(Stored records)
+---+

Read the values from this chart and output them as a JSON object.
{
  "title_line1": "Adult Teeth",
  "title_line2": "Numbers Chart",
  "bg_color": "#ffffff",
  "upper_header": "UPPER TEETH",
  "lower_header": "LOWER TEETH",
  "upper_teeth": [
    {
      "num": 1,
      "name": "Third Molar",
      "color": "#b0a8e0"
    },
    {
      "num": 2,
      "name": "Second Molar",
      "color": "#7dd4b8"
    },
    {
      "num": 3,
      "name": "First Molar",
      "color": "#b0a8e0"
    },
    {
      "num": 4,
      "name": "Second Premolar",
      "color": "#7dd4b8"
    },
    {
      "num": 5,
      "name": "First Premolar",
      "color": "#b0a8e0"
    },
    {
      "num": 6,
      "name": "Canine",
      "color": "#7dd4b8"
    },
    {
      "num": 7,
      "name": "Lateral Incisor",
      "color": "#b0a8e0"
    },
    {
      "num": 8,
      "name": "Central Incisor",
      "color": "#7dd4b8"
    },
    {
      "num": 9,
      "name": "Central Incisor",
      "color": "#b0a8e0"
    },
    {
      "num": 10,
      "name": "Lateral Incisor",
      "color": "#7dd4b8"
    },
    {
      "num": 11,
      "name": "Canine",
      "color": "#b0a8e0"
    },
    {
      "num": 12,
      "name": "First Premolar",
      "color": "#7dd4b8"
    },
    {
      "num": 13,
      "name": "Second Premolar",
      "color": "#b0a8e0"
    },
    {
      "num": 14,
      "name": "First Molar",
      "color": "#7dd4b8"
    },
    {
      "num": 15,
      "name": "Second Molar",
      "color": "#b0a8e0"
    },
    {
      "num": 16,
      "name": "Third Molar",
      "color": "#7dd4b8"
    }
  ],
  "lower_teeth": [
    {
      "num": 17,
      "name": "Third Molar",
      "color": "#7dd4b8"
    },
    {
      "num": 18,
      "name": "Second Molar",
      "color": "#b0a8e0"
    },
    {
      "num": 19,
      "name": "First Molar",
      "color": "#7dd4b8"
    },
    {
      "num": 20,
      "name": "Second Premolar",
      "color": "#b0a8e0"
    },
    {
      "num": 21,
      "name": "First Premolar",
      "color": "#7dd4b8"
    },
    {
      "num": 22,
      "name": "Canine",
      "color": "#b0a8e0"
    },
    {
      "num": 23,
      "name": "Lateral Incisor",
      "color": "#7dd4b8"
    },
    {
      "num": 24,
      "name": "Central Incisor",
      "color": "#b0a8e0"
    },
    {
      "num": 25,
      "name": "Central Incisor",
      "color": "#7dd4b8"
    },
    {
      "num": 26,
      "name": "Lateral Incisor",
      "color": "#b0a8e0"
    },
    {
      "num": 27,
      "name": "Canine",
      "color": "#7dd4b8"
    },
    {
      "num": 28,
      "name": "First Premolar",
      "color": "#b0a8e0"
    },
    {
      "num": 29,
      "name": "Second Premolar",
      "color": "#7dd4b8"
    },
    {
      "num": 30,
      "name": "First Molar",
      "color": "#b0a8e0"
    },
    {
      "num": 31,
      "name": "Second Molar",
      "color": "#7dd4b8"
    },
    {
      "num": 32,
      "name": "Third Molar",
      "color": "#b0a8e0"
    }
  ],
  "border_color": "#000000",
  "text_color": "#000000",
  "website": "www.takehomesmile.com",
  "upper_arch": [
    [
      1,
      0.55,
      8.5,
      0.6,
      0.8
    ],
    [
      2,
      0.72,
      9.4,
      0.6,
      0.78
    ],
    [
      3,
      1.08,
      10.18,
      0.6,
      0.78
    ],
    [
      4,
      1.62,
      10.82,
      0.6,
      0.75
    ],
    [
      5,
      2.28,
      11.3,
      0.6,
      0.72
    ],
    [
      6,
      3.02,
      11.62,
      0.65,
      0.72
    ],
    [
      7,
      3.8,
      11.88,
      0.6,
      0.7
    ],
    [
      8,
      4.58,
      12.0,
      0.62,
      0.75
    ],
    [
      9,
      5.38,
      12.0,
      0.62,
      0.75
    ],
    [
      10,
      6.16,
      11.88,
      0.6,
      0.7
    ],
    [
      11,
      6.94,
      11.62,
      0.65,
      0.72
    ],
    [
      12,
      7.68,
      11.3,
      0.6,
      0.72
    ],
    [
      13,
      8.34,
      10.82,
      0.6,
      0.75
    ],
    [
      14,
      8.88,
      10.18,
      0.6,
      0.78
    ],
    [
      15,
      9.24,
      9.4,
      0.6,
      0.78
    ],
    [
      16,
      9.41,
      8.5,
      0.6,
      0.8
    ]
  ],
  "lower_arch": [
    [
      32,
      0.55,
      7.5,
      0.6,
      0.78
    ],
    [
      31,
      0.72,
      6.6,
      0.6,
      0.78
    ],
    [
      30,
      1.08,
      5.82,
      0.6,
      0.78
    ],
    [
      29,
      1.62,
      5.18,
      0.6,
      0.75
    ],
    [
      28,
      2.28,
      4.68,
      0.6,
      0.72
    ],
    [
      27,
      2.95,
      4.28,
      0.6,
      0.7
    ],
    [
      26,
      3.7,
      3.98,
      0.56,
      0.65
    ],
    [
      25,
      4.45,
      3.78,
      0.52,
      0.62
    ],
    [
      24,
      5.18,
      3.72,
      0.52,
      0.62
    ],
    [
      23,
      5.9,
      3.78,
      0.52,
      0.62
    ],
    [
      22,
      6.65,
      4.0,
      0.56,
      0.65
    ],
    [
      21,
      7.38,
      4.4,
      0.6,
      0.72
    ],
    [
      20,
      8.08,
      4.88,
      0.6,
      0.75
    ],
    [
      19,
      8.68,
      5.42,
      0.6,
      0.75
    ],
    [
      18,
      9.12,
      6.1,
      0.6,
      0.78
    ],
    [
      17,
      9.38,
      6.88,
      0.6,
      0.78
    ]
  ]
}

+---+

The exercise — Would you write down every record again, exactly?

Finished exercise —
Read the values from this chart and output them as a JSON object.
{
  "title_line1": "Adult Teeth",
  "title_line2": "Numbers Chart",
  "bg_color": "#ffffff",
  "upper_header": "UPPER TEETH",
  "lower_header": "LOWER TEETH",
  "upper_teeth": [
    {
      "num": 1,
      "name": "Third Molar",
      "color": "#b0a8e0"
    },
    {
      "num": 2,
      "name": "Second Molar",
      "color": "#7dd4b8"
    },
    {
      "num": 3,
      "name": "First Molar",
      "color": "#b0a8e0"
    },
    {
      "num": 4,
      "name": "Second Premolar",
      "color": "#7dd4b8"
    },
    {
      "num": 5,
      "name": "First Premolar",
      "color": "#b0a8e0"
    },
    {
      "num": 6,
      "name": "Canine",
      "color": "#7dd4b8"
    },
    {
      "num": 7,
      "name": "Lateral Incisor",
      "color": "#b0a8e0"
    },
    {
      "num": 8,
      "name": "Central Incisor",
      "color": "#7dd4b8"
    },
    {
      "num": 9,
      "name": "Central Incisor",
      "color": "#b0a8e0"
    },
    {
      "num": 10,
      "name": "Lateral Incisor",
      "color": "#7dd4b8"
    },
    {
      "num": 11,
      "name": "Canine",
      "color": "#b0a8e0"
    },
    {
      "num": 12,
      "name": "First Premolar",
      "color": "#7dd4b8"
    },
    {
      "num": 13,
      "name": "Second Premolar",
      "color": "#b0a8e0"
    },
    {
      "num": 14,
      "name": "First Molar",
      "color": "#7dd4b8"
    },
    {
      "num": 15,
      "name": "Second Molar",
      "color": "#b0a8e0"
    },
    {
      "num": 16,
      "name": "Third Molar",
      "color": "#7dd4b8"
    }
  ],
  "lower_teeth": [
    {
      "num": 17,
      "name": "Third Molar",
      "color": "#7dd4b8"
    },
    {
      "num": 18,
      "name": "Second Molar",
      "color": "#b0a8e0"
    },
    {
      "num": 19,
      "name": "First Molar",
      "color": "#7dd4b8"
    },
    {
      "num": 20,
      "name": "Second Premolar",
      "color": "#b0a8e0"
    },
    {
      "num": 21,
      "name": "First Premolar",
      "color": "#7dd4b8"
    },
    {
      "num": 22,
      "name": "Canine",
      "color": "#b0a8e0"
    },
    {
      "num": 23,
      "name": "Lateral Incisor",
      "color": "#7dd4b8"
    },
    {
      "num": 24,
      "name": "Central Incisor",
      "color": "#b0a8e0"
    },
    {
      "num": 25,
      "name": "Central Incisor",
      "color": "#7dd4b8"
    },
    {
      "num": 26,
      "name": "Lateral Incisor",
      "color": "#b0a8e0"
    },
    {
      "num": 27,
      "name": "Canine",
      "color": "#7dd4b8"
    },
    {
      "num": 28,
      "name": "First Premolar",
      "color": "#b0a8e0"
    },
    {
      "num": 29,
      "name": "Second Premolar",
      "color": "#7dd4b8"
    },
    {
      "num": 30,
      "name": "First Molar",
      "color": "#b0a8e0"
    },
    {
      "num": 31,
      "name": "Second Molar",
      "color": "#7dd4b8"
    },
    {
      "num": 32,
      "name": "Third Molar",
      "color": "#b0a8e0"
    }
  ],
  "border_color": "#000000",
  "text_color": "#000000",
  "website": "www.takehomesmile.com",
  "upper_arch": [
    [
      1,
      0.55,
      8.5,
      0.6,
      0.8
    ],
    [
      2,
      0.72,
      9.4,
      0.6,
      0.78
    ],
    [
      3,
      1.08,
      10.18,
      0.6,
      0.78
    ],
    [
      4,
      1.62,
      10.82,
      0.6,
      0.75
    ],
    [
      5,
      2.28,
      11.3,
      0.6,
      0.72
    ],
    [
      6,
      3.02,
      11.62,
      0.65,
      0.72
    ],
    [
      7,
      3.8,
      11.88,
      0.6,
      0.7
    ],
    [
      8,
      4.58,
      12.0,
      0.62,
      0.75
    ],
    [
      9,
      5.38,
      12.0,
      0.62,
      0.75
    ],
    [
      10,
      6.16,
      11.88,
      0.6,
      0.7
    ],
    [
      11,
      6.94,
      11.62,
      0.65,
      0.72
    ],
    [
      12,
      7.68,
      11.3,
      0.6,
      0.72
    ],
    [
      13,
      8.34,
      10.82,
      0.6,
      0.75
    ],
    [
      14,
      8.88,
      10.18,
      0.6,
      0.78
    ],
    [
      15,
      9.24,
      9.4,
      0.6,
      0.78
    ],
    [
      16,
      9.41,
      8.5,
      0.6,
      0.8
    ]
  ],
  "lower_arch": [
    [
      32,
      0.55,
      7.5,
      0.6,
      0.78
    ],
    [
      31,
      0.72,
      6.6,
      0.6,
      0.78
    ],
    [
      30,
      1.08,
      5.82,
      0.6,
      0.78
    ],
    [
      29,
      1.62,
      5.18,
      0.6,
      0.75
    ],
    [
      28,
      2.28,
      4.68,
      0.6,
      0.72
    ],
    [
      27,
      2.95,
      4.28,
      0.6,
      0.7
    ],
    [
      26,
      3.7,
      3.98,
      0.56,
      0.65
    ],
    [
      25,
      4.45,
      3.78,
      0.52,
      0.62
    ],
    [
      24,
      5.18,
      3.72,
      0.52,
      0.62
    ],
    [
      23,
      5.9,
      3.78,
      0.52,
      0.62
    ],
    [
      22,
      6.65,
      4.0,
      0.56,
      0.65
    ],
    [
      21,
      7.38,
      4.4,
      0.6,
      0.72
    ],
    [
      20,
      8.08,
      4.88,
      0.6,
      0.75
    ],
    [
      19,
      8.68,
      5.42,
      0.6,
      0.75
    ],
    [
      18,
      9.12,
      6.1,
      0.6,
      0.78
    ],
    [
      17,
      9.38,
      6.88,
      0.6,
      0.78
    ]
  ]
}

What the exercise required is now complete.